-- BEGIN LISTING --

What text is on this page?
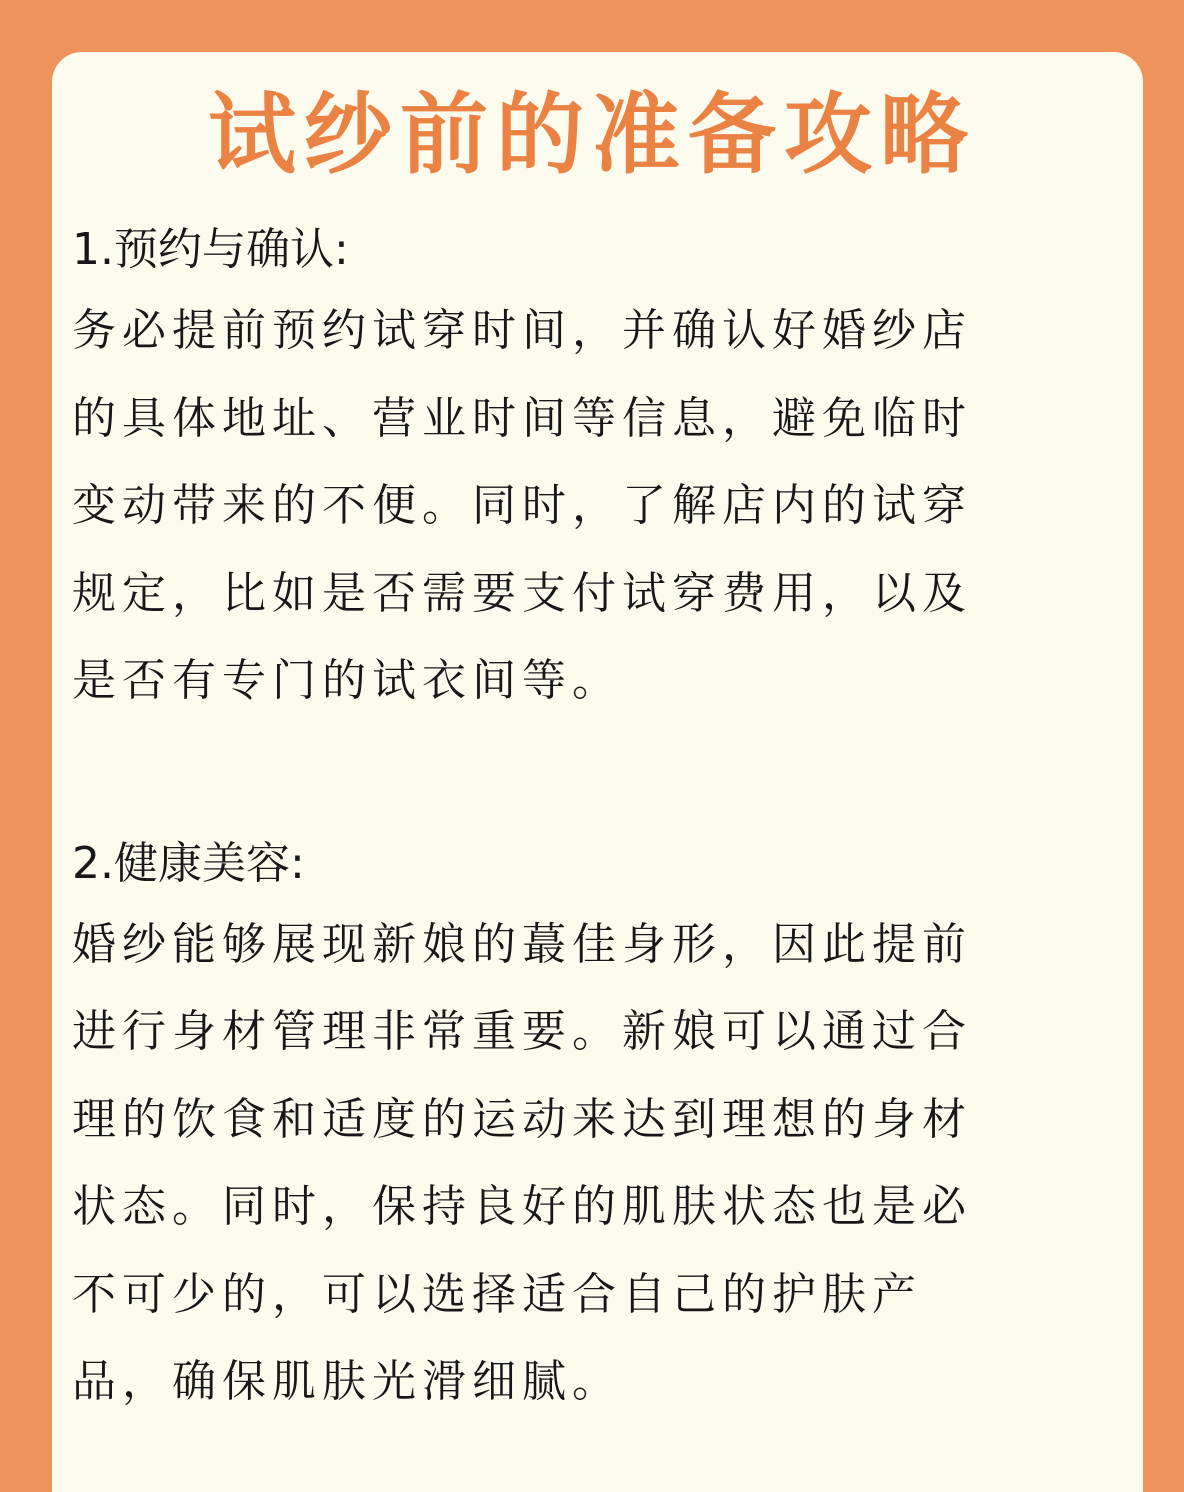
试纱前的准备攻略
1.预约与确认:
务必提前预约试穿时间，并确认好婚纱店
的具体地址、营业时间等信息，避免临时
变动带来的不便。同时，了解店内的试穿
规定，比如是否需要支付试穿费用，以及
是否有专门的试衣间等。
2.健康美容:
婚纱能够展现新娘的蕞佳身形，因此提前
进行身材管理非常重要。新娘可以通过合
理的饮食和适度的运动来达到理想的身材
状态。同时，保持良好的肌肤状态也是必
不可少的，可以选择适合自己的护肤产
品，确保肌肤光滑细腻。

-- END LISTING --

Except for the pictures, copy the material above exactly.

SOLUTION TO THE PROBLEM:
What text is on this page?
试纱前的准备攻略
1.预约与确认:
务必提前预约试穿时间，并确认好婚纱店
的具体地址、营业时间等信息，避免临时
变动带来的不便。同时，了解店内的试穿
规定，比如是否需要支付试穿费用，以及
是否有专门的试衣间等。
2.健康美容:
婚纱能够展现新娘的蕞佳身形，因此提前
进行身材管理非常重要。新娘可以通过合
理的饮食和适度的运动来达到理想的身材
状态。同时，保持良好的肌肤状态也是必
不可少的，可以选择适合自己的护肤产
品，确保肌肤光滑细腻。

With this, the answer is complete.